### PROMPT
Pick out each line in these entries that contains the string "name".

________________________________________

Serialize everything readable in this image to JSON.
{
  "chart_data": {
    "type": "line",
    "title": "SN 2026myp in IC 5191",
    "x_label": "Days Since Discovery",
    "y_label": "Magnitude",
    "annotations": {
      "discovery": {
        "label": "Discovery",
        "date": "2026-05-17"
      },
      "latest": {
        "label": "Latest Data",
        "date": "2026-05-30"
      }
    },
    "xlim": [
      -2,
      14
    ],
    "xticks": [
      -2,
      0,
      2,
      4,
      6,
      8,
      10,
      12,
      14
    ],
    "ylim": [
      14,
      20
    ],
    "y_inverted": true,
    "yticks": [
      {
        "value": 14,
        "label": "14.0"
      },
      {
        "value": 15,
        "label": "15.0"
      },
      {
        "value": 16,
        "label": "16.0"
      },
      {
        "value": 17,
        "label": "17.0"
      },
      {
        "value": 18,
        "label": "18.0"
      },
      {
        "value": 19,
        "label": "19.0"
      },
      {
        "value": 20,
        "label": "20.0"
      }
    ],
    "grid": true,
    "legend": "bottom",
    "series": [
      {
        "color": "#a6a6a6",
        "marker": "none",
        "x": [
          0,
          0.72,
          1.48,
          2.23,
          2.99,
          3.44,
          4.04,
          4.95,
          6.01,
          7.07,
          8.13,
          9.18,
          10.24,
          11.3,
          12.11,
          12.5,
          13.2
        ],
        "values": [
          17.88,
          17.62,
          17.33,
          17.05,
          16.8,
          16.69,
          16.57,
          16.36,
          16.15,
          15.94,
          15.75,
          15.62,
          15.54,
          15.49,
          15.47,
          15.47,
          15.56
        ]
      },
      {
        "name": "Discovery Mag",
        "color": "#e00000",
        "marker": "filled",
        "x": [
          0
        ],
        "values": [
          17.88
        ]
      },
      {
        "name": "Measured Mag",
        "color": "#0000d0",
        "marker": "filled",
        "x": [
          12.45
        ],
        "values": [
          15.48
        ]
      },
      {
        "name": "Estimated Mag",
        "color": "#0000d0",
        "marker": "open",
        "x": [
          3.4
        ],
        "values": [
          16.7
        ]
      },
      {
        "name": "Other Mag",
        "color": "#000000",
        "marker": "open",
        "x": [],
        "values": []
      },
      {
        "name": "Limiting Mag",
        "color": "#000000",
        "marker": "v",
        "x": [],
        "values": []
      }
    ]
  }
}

________________________________________

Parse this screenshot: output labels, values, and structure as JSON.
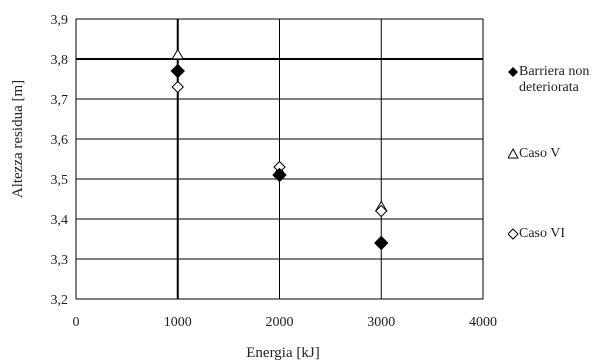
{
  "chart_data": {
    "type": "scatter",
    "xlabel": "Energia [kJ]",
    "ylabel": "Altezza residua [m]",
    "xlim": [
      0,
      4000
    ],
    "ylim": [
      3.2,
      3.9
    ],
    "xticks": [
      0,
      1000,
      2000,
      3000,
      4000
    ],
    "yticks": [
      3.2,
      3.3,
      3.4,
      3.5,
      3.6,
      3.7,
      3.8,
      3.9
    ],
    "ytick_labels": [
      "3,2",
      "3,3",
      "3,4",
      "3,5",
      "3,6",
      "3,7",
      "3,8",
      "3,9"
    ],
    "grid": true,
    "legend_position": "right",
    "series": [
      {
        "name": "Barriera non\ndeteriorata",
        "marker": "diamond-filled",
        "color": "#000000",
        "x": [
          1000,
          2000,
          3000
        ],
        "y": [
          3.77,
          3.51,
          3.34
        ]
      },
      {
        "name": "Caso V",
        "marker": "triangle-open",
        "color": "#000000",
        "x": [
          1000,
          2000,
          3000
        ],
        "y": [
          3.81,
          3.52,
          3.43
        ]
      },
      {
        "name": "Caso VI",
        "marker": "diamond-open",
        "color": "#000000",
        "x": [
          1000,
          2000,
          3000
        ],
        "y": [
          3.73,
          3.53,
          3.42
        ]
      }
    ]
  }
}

________________________________________

### EXERCISE RESPONSE
        "name": "Discovery Mag",
        "name": "Measured Mag",
        "name": "Estimated Mag",
        "name": "Other Mag",
        "name": "Limiting Mag",
        "name": "Barriera non\ndeteriorata",
        "name": "Caso V",
        "name": "Caso VI",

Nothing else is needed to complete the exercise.